Among the entries, which lines carry the string "icon"? Copy each of them.

Start of RECORDS FOR THIS EXERCISE

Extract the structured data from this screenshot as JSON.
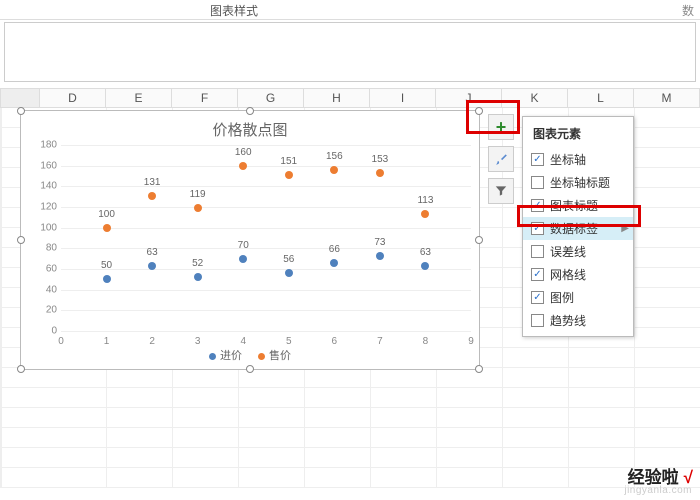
{
  "ribbon": {
    "group_label": "图表样式",
    "right_truncated": "数"
  },
  "columns": [
    "",
    "D",
    "E",
    "F",
    "G",
    "H",
    "I",
    "J",
    "K",
    "L",
    "M"
  ],
  "chart": {
    "title": "价格散点图",
    "legend": {
      "series1": "进价",
      "series2": "售价"
    }
  },
  "chart_data": {
    "type": "scatter",
    "title": "价格散点图",
    "xlabel": "",
    "ylabel": "",
    "xlim": [
      0,
      9
    ],
    "ylim": [
      0,
      180
    ],
    "x_ticks": [
      0,
      1,
      2,
      3,
      4,
      5,
      6,
      7,
      8,
      9
    ],
    "y_ticks": [
      0,
      20,
      40,
      60,
      80,
      100,
      120,
      140,
      160,
      180
    ],
    "x": [
      1,
      2,
      3,
      4,
      5,
      6,
      7,
      8
    ],
    "series": [
      {
        "name": "进价",
        "color": "#4f81bd",
        "values": [
          50,
          63,
          52,
          70,
          56,
          66,
          73,
          63
        ]
      },
      {
        "name": "售价",
        "color": "#ed7d31",
        "values": [
          100,
          131,
          119,
          160,
          151,
          156,
          153,
          113
        ]
      }
    ],
    "grid": true,
    "legend_position": "bottom",
    "data_labels": true
  },
  "side_buttons": {
    "plus": "+",
    "brush": "brush-icon",
    "filter": "funnel-icon"
  },
  "flyout": {
    "title": "图表元素",
    "items": [
      {
        "label": "坐标轴",
        "checked": true,
        "selected": false
      },
      {
        "label": "坐标轴标题",
        "checked": false,
        "selected": false
      },
      {
        "label": "图表标题",
        "checked": true,
        "selected": false
      },
      {
        "label": "数据标签",
        "checked": true,
        "selected": true,
        "submenu": true
      },
      {
        "label": "误差线",
        "checked": false,
        "selected": false
      },
      {
        "label": "网格线",
        "checked": true,
        "selected": false
      },
      {
        "label": "图例",
        "checked": true,
        "selected": false
      },
      {
        "label": "趋势线",
        "checked": false,
        "selected": false
      }
    ]
  },
  "watermark": {
    "brand": "经验啦",
    "mark": "√",
    "url": "jingyanla.com"
  }
}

End of RECORDS FOR THIS EXERCISE

[ANSWER FOR THIS EXERCISE]
    "brush": "brush-icon",
    "filter": "funnel-icon"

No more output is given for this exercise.